* begin *

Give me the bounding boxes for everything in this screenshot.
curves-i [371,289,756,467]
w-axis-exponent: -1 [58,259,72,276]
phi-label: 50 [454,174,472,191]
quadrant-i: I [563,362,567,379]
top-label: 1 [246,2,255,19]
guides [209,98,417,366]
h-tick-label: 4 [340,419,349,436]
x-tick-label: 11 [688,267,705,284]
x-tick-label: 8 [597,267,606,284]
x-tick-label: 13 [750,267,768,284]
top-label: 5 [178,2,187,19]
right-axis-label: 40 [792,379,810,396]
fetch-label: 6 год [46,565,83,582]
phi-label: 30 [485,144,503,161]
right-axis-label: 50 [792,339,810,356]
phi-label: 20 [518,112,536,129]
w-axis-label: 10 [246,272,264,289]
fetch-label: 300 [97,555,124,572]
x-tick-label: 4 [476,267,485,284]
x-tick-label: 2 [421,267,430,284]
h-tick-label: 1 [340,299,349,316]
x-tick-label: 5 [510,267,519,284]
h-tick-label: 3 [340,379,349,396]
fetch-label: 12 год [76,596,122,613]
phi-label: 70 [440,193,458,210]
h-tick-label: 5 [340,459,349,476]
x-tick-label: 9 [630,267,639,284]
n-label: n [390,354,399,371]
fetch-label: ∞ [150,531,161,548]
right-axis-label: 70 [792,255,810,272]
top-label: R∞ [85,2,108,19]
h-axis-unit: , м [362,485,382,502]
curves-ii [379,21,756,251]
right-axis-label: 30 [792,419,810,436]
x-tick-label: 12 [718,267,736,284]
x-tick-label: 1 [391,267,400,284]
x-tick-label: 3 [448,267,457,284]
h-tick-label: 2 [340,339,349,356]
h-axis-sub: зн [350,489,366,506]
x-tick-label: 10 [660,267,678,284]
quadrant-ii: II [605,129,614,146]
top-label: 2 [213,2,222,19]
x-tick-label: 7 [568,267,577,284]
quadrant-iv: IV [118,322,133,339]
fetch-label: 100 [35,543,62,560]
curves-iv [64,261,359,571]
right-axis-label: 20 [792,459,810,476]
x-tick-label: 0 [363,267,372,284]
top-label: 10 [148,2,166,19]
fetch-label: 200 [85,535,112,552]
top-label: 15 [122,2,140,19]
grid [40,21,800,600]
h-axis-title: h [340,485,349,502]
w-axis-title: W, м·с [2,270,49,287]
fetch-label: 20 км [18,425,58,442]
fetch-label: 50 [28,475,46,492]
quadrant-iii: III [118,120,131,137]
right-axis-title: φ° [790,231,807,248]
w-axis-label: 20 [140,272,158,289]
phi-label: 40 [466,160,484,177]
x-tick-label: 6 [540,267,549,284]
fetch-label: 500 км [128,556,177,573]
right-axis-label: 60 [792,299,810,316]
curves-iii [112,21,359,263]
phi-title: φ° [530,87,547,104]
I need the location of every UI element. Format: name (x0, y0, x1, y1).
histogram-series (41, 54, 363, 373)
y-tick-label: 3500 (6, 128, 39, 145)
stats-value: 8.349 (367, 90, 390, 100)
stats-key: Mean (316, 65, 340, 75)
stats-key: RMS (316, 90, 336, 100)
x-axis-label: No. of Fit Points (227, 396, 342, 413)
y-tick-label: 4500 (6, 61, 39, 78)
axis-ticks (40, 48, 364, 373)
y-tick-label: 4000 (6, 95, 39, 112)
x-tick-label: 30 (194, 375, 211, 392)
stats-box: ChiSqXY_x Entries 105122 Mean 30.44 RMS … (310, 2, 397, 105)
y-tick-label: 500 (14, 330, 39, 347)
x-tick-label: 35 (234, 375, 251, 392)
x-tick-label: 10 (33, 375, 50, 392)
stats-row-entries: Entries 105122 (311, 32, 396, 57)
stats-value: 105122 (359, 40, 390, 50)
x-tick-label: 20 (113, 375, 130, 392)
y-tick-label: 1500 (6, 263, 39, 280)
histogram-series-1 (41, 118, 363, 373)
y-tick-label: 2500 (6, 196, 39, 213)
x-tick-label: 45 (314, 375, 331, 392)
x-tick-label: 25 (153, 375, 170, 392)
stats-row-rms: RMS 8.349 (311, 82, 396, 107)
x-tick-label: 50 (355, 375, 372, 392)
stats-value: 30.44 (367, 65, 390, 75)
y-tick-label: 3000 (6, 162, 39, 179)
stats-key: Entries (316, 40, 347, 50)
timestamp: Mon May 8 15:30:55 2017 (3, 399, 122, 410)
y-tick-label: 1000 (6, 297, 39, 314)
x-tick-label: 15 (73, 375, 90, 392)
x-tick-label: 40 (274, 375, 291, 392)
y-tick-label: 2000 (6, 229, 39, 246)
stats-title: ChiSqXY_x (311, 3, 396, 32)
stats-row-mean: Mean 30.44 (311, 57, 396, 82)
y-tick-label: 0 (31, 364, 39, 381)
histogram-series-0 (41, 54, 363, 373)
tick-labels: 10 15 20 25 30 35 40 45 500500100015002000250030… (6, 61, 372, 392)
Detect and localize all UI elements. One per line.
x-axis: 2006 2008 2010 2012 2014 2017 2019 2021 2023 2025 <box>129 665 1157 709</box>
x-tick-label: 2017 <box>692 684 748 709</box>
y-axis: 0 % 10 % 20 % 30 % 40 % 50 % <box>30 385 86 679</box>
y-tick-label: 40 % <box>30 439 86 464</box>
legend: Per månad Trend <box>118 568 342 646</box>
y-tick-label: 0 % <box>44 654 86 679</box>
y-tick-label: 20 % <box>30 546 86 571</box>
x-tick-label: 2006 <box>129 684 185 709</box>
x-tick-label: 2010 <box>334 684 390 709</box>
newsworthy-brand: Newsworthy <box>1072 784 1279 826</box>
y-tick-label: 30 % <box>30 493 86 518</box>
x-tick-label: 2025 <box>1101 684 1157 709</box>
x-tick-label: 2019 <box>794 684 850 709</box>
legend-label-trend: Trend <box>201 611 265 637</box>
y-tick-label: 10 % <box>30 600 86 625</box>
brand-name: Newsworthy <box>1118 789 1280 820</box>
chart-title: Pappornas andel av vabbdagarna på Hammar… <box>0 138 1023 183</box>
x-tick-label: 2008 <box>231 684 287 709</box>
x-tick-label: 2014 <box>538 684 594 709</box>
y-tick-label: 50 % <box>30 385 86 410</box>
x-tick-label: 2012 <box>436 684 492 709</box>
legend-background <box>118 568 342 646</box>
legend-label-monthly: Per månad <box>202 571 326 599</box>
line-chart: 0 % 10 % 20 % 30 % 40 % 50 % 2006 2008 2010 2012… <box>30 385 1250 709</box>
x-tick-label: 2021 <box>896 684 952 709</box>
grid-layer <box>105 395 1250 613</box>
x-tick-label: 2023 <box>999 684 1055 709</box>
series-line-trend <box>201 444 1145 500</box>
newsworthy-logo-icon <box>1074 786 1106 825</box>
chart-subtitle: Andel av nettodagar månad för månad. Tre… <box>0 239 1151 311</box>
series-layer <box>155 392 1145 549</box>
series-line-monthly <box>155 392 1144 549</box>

* end *

Can you transcribe every entry above, line for line, with no changes to any character?

## Finished answer
Give me the bounding boxes for everything in this screenshot.
curves-i [371,289,756,467]
w-axis-exponent: -1 [58,259,72,276]
phi-label: 50 [454,174,472,191]
quadrant-i: I [563,362,567,379]
top-label: 1 [246,2,255,19]
guides [209,98,417,366]
h-tick-label: 4 [340,419,349,436]
x-tick-label: 11 [688,267,705,284]
x-tick-label: 8 [597,267,606,284]
x-tick-label: 13 [750,267,768,284]
top-label: 5 [178,2,187,19]
right-axis-label: 40 [792,379,810,396]
fetch-label: 6 год [46,565,83,582]
phi-label: 30 [485,144,503,161]
right-axis-label: 50 [792,339,810,356]
phi-label: 20 [518,112,536,129]
w-axis-label: 10 [246,272,264,289]
fetch-label: 300 [97,555,124,572]
x-tick-label: 4 [476,267,485,284]
x-tick-label: 2 [421,267,430,284]
h-tick-label: 1 [340,299,349,316]
x-tick-label: 5 [510,267,519,284]
h-tick-label: 3 [340,379,349,396]
fetch-label: 12 год [76,596,122,613]
phi-label: 70 [440,193,458,210]
h-tick-label: 5 [340,459,349,476]
x-tick-label: 9 [630,267,639,284]
n-label: n [390,354,399,371]
fetch-label: ∞ [150,531,161,548]
right-axis-label: 70 [792,255,810,272]
top-label: R∞ [85,2,108,19]
h-axis-unit: , м [362,485,382,502]
curves-ii [379,21,756,251]
right-axis-label: 30 [792,419,810,436]
x-tick-label: 12 [718,267,736,284]
x-tick-label: 1 [391,267,400,284]
x-tick-label: 3 [448,267,457,284]
h-tick-label: 2 [340,339,349,356]
h-axis-sub: зн [350,489,366,506]
x-tick-label: 10 [660,267,678,284]
quadrant-ii: II [605,129,614,146]
top-label: 2 [213,2,222,19]
x-tick-label: 7 [568,267,577,284]
quadrant-iv: IV [118,322,133,339]
fetch-label: 100 [35,543,62,560]
curves-iv [64,261,359,571]
right-axis-label: 20 [792,459,810,476]
x-tick-label: 0 [363,267,372,284]
top-label: 10 [148,2,166,19]
fetch-label: 200 [85,535,112,552]
top-label: 15 [122,2,140,19]
grid [40,21,800,600]
h-axis-title: h [340,485,349,502]
w-axis-title: W, м·с [2,270,49,287]
fetch-label: 20 км [18,425,58,442]
fetch-label: 50 [28,475,46,492]
quadrant-iii: III [118,120,131,137]
right-axis-title: φ° [790,231,807,248]
w-axis-label: 20 [140,272,158,289]
phi-label: 40 [466,160,484,177]
x-tick-label: 6 [540,267,549,284]
fetch-label: 500 км [128,556,177,573]
right-axis-label: 60 [792,299,810,316]
curves-iii [112,21,359,263]
phi-title: φ° [530,87,547,104]
I need the location of every UI element. Format: name (x0, y0, x1, y1).
histogram-series (41, 54, 363, 373)
y-tick-label: 3500 (6, 128, 39, 145)
stats-value: 8.349 (367, 90, 390, 100)
stats-key: Mean (316, 65, 340, 75)
stats-key: RMS (316, 90, 336, 100)
x-axis-label: No. of Fit Points (227, 396, 342, 413)
y-tick-label: 4500 (6, 61, 39, 78)
axis-ticks (40, 48, 364, 373)
y-tick-label: 4000 (6, 95, 39, 112)
x-tick-label: 30 (194, 375, 211, 392)
stats-box: ChiSqXY_x Entries 105122 Mean 30.44 RMS … (310, 2, 397, 105)
y-tick-label: 500 (14, 330, 39, 347)
x-tick-label: 35 (234, 375, 251, 392)
x-tick-label: 10 (33, 375, 50, 392)
stats-row-entries: Entries 105122 (311, 32, 396, 57)
stats-value: 105122 (359, 40, 390, 50)
x-tick-label: 20 (113, 375, 130, 392)
y-tick-label: 1500 (6, 263, 39, 280)
histogram-series-1 (41, 118, 363, 373)
y-tick-label: 2500 (6, 196, 39, 213)
x-tick-label: 45 (314, 375, 331, 392)
x-tick-label: 25 (153, 375, 170, 392)
stats-row-rms: RMS 8.349 (311, 82, 396, 107)
x-tick-label: 50 (355, 375, 372, 392)
stats-value: 30.44 (367, 65, 390, 75)
y-tick-label: 3000 (6, 162, 39, 179)
stats-key: Entries (316, 40, 347, 50)
timestamp: Mon May 8 15:30:55 2017 (3, 399, 122, 410)
y-tick-label: 1000 (6, 297, 39, 314)
x-tick-label: 15 (73, 375, 90, 392)
x-tick-label: 40 (274, 375, 291, 392)
y-tick-label: 2000 (6, 229, 39, 246)
stats-title: ChiSqXY_x (311, 3, 396, 32)
stats-row-mean: Mean 30.44 (311, 57, 396, 82)
y-tick-label: 0 (31, 364, 39, 381)
histogram-series-0 (41, 54, 363, 373)
tick-labels: 10 15 20 25 30 35 40 45 500500100015002000250030… (6, 61, 372, 392)
Detect and localize all UI elements. One per line.
x-axis: 2006 2008 2010 2012 2014 2017 2019 2021 2023 2025 <box>129 665 1157 709</box>
x-tick-label: 2017 <box>692 684 748 709</box>
y-axis: 0 % 10 % 20 % 30 % 40 % 50 % <box>30 385 86 679</box>
y-tick-label: 40 % <box>30 439 86 464</box>
legend: Per månad Trend <box>118 568 342 646</box>
y-tick-label: 0 % <box>44 654 86 679</box>
y-tick-label: 20 % <box>30 546 86 571</box>
x-tick-label: 2006 <box>129 684 185 709</box>
x-tick-label: 2010 <box>334 684 390 709</box>
newsworthy-brand: Newsworthy <box>1072 784 1279 826</box>
y-tick-label: 30 % <box>30 493 86 518</box>
x-tick-label: 2025 <box>1101 684 1157 709</box>
x-tick-label: 2019 <box>794 684 850 709</box>
legend-label-trend: Trend <box>201 611 265 637</box>
y-tick-label: 10 % <box>30 600 86 625</box>
brand-name: Newsworthy <box>1118 789 1280 820</box>
chart-title: Pappornas andel av vabbdagarna på Hammar… <box>0 138 1023 183</box>
x-tick-label: 2008 <box>231 684 287 709</box>
x-tick-label: 2014 <box>538 684 594 709</box>
y-tick-label: 50 % <box>30 385 86 410</box>
x-tick-label: 2012 <box>436 684 492 709</box>
legend-background <box>118 568 342 646</box>
legend-label-monthly: Per månad <box>202 571 326 599</box>
line-chart: 0 % 10 % 20 % 30 % 40 % 50 % 2006 2008 2010 2012… <box>30 385 1250 709</box>
x-tick-label: 2021 <box>896 684 952 709</box>
grid-layer <box>105 395 1250 613</box>
x-tick-label: 2023 <box>999 684 1055 709</box>
series-line-trend <box>201 444 1145 500</box>
newsworthy-logo-icon <box>1074 786 1106 825</box>
chart-subtitle: Andel av nettodagar månad för månad. Tre… <box>0 239 1151 311</box>
series-layer <box>155 392 1145 549</box>
series-line-monthly <box>155 392 1144 549</box>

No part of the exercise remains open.